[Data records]
____

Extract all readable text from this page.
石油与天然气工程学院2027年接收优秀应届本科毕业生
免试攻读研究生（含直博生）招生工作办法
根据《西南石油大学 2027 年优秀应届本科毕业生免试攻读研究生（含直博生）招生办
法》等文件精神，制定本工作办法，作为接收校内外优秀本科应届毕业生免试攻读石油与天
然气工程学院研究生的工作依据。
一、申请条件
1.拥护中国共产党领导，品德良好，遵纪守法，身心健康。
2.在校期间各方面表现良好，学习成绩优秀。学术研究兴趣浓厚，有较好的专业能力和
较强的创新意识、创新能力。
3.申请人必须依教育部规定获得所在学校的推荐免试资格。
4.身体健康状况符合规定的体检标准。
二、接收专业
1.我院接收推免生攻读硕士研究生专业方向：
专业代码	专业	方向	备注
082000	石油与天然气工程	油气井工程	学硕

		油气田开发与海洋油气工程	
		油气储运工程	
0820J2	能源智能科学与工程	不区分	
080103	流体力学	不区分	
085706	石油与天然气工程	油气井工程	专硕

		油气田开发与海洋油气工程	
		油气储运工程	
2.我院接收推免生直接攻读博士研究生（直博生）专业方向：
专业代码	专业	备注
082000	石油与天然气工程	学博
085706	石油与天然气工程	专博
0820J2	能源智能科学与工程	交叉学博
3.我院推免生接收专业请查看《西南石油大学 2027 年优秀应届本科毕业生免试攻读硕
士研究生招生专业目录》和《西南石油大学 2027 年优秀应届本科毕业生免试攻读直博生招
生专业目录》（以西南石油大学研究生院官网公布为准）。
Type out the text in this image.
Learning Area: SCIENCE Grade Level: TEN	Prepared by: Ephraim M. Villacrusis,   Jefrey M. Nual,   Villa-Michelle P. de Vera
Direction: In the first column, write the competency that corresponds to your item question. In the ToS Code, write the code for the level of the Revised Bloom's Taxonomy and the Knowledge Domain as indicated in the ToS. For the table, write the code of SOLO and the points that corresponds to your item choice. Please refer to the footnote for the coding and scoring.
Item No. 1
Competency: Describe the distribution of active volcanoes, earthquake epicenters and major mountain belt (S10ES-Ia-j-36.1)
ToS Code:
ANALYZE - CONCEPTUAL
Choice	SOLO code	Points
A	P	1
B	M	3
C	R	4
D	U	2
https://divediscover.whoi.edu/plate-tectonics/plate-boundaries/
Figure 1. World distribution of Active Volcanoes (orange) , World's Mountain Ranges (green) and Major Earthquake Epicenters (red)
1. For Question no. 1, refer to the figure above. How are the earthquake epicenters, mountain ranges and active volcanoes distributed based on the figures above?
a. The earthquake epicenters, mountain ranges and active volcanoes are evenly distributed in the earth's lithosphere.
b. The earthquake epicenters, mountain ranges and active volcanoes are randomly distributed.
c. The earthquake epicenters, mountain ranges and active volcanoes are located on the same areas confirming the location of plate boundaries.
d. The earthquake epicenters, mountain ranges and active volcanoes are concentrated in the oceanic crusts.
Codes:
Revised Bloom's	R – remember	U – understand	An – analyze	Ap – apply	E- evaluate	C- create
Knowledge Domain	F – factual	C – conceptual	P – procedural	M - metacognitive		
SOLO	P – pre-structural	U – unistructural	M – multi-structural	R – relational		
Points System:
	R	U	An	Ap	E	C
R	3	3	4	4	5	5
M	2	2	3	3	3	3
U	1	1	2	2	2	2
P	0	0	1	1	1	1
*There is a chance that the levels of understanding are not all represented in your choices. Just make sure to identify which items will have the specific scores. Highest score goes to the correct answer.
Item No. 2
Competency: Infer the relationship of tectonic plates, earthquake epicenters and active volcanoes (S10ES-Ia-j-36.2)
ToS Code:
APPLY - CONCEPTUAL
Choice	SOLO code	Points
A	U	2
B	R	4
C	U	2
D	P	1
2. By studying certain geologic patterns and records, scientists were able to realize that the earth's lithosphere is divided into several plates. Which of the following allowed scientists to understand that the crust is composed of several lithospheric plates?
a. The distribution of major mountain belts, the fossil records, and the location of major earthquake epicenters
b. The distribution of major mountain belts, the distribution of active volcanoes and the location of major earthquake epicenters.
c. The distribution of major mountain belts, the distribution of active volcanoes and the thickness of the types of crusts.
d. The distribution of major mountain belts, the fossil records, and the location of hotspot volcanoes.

____

Copy the records above exactly.

Extract all readable text from this page.
石油与天然气工程学院2027年接收优秀应届本科毕业生
免试攻读研究生（含直博生）招生工作办法
根据《西南石油大学 2027 年优秀应届本科毕业生免试攻读研究生（含直博生）招生办
法》等文件精神，制定本工作办法，作为接收校内外优秀本科应届毕业生免试攻读石油与天
然气工程学院研究生的工作依据。
一、申请条件
1.拥护中国共产党领导，品德良好，遵纪守法，身心健康。
2.在校期间各方面表现良好，学习成绩优秀。学术研究兴趣浓厚，有较好的专业能力和
较强的创新意识、创新能力。
3.申请人必须依教育部规定获得所在学校的推荐免试资格。
4.身体健康状况符合规定的体检标准。
二、接收专业
1.我院接收推免生攻读硕士研究生专业方向：
专业代码	专业	方向	备注
082000	石油与天然气工程	油气井工程	学硕

		油气田开发与海洋油气工程	
		油气储运工程	
0820J2	能源智能科学与工程	不区分	
080103	流体力学	不区分	
085706	石油与天然气工程	油气井工程	专硕

		油气田开发与海洋油气工程	
		油气储运工程	
2.我院接收推免生直接攻读博士研究生（直博生）专业方向：
专业代码	专业	备注
082000	石油与天然气工程	学博
085706	石油与天然气工程	专博
0820J2	能源智能科学与工程	交叉学博
3.我院推免生接收专业请查看《西南石油大学 2027 年优秀应届本科毕业生免试攻读硕
士研究生招生专业目录》和《西南石油大学 2027 年优秀应届本科毕业生免试攻读直博生招
生专业目录》（以西南石油大学研究生院官网公布为准）。
Type out the text in this image.
Learning Area: SCIENCE Grade Level: TEN	Prepared by: Ephraim M. Villacrusis,   Jefrey M. Nual,   Villa-Michelle P. de Vera
Direction: In the first column, write the competency that corresponds to your item question. In the ToS Code, write the code for the level of the Revised Bloom's Taxonomy and the Knowledge Domain as indicated in the ToS. For the table, write the code of SOLO and the points that corresponds to your item choice. Please refer to the footnote for the coding and scoring.
Item No. 1
Competency: Describe the distribution of active volcanoes, earthquake epicenters and major mountain belt (S10ES-Ia-j-36.1)
ToS Code:
ANALYZE - CONCEPTUAL
Choice	SOLO code	Points
A	P	1
B	M	3
C	R	4
D	U	2
https://divediscover.whoi.edu/plate-tectonics/plate-boundaries/
Figure 1. World distribution of Active Volcanoes (orange) , World's Mountain Ranges (green) and Major Earthquake Epicenters (red)
1. For Question no. 1, refer to the figure above. How are the earthquake epicenters, mountain ranges and active volcanoes distributed based on the figures above?
a. The earthquake epicenters, mountain ranges and active volcanoes are evenly distributed in the earth's lithosphere.
b. The earthquake epicenters, mountain ranges and active volcanoes are randomly distributed.
c. The earthquake epicenters, mountain ranges and active volcanoes are located on the same areas confirming the location of plate boundaries.
d. The earthquake epicenters, mountain ranges and active volcanoes are concentrated in the oceanic crusts.
Codes:
Revised Bloom's	R – remember	U – understand	An – analyze	Ap – apply	E- evaluate	C- create
Knowledge Domain	F – factual	C – conceptual	P – procedural	M - metacognitive		
SOLO	P – pre-structural	U – unistructural	M – multi-structural	R – relational		
Points System:
	R	U	An	Ap	E	C
R	3	3	4	4	5	5
M	2	2	3	3	3	3
U	1	1	2	2	2	2
P	0	0	1	1	1	1
*There is a chance that the levels of understanding are not all represented in your choices. Just make sure to identify which items will have the specific scores. Highest score goes to the correct answer.
Item No. 2
Competency: Infer the relationship of tectonic plates, earthquake epicenters and active volcanoes (S10ES-Ia-j-36.2)
ToS Code:
APPLY - CONCEPTUAL
Choice	SOLO code	Points
A	U	2
B	R	4
C	U	2
D	P	1
2. By studying certain geologic patterns and records, scientists were able to realize that the earth's lithosphere is divided into several plates. Which of the following allowed scientists to understand that the crust is composed of several lithospheric plates?
a. The distribution of major mountain belts, the fossil records, and the location of major earthquake epicenters
b. The distribution of major mountain belts, the distribution of active volcanoes and the location of major earthquake epicenters.
c. The distribution of major mountain belts, the distribution of active volcanoes and the thickness of the types of crusts.
d. The distribution of major mountain belts, the fossil records, and the location of hotspot volcanoes.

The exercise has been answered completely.